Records
## BEGIN

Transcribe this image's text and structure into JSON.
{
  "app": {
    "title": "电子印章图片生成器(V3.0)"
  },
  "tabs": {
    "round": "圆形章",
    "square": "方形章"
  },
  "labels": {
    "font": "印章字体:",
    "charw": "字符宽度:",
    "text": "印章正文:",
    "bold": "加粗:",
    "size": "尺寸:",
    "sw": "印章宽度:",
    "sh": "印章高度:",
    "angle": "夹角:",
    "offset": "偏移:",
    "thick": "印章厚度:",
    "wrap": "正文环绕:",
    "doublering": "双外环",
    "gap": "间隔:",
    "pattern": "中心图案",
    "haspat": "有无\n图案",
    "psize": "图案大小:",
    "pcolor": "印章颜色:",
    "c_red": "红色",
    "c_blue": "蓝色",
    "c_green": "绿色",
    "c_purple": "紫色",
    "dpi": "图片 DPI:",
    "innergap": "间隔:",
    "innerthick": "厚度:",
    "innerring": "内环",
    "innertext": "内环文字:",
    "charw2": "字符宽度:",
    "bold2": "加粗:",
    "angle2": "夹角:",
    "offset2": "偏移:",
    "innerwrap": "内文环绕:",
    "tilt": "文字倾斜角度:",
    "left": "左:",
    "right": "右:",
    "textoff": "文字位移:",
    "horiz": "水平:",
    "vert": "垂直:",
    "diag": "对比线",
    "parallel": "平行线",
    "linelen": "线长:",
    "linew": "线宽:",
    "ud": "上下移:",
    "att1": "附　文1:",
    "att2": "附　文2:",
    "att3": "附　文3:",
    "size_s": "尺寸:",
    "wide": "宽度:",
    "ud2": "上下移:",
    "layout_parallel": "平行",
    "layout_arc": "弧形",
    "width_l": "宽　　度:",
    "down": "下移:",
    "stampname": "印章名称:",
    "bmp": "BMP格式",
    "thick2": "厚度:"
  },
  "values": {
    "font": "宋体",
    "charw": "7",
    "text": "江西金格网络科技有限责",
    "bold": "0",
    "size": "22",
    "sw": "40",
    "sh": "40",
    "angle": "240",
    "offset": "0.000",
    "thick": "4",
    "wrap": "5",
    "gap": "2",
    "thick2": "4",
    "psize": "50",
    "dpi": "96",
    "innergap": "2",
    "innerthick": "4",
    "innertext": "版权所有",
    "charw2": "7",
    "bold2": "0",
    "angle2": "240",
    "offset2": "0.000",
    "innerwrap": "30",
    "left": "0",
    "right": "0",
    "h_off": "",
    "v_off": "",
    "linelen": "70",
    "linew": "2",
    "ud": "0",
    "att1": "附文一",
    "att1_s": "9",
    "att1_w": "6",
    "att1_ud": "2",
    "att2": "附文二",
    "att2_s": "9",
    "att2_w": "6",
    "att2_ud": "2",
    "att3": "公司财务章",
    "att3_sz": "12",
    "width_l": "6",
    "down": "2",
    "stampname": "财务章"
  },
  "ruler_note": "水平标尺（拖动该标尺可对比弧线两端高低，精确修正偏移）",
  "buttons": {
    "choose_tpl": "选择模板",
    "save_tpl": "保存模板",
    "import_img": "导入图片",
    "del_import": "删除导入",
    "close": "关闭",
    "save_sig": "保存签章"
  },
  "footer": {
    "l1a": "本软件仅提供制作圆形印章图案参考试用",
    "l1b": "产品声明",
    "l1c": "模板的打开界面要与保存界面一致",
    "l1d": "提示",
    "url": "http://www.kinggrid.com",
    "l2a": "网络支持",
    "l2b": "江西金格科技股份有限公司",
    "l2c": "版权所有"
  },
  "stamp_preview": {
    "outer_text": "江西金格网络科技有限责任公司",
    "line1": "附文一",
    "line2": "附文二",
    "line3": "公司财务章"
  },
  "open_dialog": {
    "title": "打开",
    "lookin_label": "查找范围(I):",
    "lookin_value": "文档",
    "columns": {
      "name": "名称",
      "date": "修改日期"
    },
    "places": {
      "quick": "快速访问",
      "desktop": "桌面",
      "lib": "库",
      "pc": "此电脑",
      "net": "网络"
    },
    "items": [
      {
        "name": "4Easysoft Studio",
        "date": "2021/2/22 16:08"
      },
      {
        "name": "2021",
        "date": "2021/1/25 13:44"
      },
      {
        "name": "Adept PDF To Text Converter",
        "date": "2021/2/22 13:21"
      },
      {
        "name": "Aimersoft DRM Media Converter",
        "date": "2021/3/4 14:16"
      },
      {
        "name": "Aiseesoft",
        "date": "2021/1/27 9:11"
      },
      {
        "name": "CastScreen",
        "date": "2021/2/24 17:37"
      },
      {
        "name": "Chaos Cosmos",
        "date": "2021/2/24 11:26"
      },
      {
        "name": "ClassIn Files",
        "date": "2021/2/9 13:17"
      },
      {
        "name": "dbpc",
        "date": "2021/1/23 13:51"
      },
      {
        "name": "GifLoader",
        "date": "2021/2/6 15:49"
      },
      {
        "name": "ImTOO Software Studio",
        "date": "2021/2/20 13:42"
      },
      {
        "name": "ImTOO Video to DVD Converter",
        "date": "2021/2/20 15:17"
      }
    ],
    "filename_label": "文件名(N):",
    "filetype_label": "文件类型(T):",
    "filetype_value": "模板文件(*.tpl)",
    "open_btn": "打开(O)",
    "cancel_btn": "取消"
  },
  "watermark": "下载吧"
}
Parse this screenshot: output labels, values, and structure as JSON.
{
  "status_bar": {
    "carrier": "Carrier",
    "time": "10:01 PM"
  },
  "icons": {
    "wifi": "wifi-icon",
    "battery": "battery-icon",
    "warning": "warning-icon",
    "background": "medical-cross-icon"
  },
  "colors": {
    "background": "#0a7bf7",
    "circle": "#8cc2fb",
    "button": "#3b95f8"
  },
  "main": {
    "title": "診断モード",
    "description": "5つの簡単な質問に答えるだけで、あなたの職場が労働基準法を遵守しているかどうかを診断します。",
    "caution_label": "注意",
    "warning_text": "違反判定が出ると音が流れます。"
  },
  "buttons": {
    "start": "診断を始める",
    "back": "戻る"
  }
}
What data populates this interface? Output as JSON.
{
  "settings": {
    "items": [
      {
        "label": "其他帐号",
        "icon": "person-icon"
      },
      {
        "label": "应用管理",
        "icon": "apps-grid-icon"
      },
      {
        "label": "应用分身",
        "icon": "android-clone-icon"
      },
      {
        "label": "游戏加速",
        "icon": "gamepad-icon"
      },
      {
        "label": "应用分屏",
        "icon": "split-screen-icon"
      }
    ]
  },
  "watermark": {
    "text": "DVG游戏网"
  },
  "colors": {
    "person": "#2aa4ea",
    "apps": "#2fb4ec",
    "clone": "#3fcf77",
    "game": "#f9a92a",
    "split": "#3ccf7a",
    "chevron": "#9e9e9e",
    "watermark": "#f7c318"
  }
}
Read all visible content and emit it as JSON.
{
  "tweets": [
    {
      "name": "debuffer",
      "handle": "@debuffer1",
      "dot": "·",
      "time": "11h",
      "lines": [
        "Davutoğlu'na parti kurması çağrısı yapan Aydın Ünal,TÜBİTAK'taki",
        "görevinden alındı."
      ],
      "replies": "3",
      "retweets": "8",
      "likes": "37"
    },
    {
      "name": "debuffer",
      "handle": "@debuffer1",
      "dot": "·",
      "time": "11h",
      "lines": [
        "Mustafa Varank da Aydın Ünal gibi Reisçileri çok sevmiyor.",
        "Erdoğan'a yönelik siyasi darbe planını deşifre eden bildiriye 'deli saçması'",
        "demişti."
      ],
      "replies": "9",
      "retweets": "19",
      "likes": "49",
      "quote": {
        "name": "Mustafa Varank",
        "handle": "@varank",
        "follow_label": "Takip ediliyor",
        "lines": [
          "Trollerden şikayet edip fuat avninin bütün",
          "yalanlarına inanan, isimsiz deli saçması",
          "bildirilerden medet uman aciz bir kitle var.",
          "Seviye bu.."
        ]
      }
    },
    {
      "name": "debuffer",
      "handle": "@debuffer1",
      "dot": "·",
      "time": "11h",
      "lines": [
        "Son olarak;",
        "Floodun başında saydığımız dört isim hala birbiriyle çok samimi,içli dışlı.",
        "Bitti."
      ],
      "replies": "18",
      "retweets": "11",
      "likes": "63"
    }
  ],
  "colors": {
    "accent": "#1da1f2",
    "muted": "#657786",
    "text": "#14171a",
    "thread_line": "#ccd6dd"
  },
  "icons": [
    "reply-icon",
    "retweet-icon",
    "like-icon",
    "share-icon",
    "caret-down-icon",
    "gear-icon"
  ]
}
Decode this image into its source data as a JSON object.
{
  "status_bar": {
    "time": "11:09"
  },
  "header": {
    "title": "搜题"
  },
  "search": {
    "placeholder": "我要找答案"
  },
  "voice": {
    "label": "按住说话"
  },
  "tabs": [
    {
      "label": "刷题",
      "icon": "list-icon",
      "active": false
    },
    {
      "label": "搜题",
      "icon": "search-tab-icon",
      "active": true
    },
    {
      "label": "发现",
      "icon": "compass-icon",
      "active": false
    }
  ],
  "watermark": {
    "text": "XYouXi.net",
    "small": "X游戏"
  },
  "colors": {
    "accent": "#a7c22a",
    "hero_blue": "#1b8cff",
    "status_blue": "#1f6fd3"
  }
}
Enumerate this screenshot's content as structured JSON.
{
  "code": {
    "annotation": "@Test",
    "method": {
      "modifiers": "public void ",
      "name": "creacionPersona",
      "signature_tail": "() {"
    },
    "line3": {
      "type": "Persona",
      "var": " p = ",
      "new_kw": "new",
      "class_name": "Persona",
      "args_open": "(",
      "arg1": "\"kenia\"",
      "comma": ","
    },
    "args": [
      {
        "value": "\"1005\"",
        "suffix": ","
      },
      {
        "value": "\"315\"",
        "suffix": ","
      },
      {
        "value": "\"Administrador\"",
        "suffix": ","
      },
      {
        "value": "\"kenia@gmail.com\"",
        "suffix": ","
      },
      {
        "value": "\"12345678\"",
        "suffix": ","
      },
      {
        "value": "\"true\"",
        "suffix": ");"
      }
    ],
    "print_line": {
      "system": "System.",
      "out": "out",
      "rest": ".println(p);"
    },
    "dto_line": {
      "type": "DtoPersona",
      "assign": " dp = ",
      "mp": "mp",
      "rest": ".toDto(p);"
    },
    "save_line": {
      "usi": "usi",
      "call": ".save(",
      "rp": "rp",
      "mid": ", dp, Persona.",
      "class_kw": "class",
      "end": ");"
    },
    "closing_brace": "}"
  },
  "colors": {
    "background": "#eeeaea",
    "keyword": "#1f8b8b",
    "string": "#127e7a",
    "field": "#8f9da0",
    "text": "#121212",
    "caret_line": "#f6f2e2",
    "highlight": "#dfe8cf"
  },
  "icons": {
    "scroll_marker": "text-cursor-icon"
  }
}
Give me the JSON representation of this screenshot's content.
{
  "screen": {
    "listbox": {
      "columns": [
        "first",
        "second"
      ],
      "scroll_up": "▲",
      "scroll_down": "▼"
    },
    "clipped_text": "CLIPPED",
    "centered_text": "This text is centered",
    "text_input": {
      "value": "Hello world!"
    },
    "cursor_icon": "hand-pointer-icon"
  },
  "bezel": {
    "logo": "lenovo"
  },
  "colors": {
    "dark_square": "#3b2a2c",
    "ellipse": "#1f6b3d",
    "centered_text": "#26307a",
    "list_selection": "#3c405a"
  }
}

## END

[Task goal] State how many lines of the data include the word "deli", with nothing else.

[In response] 2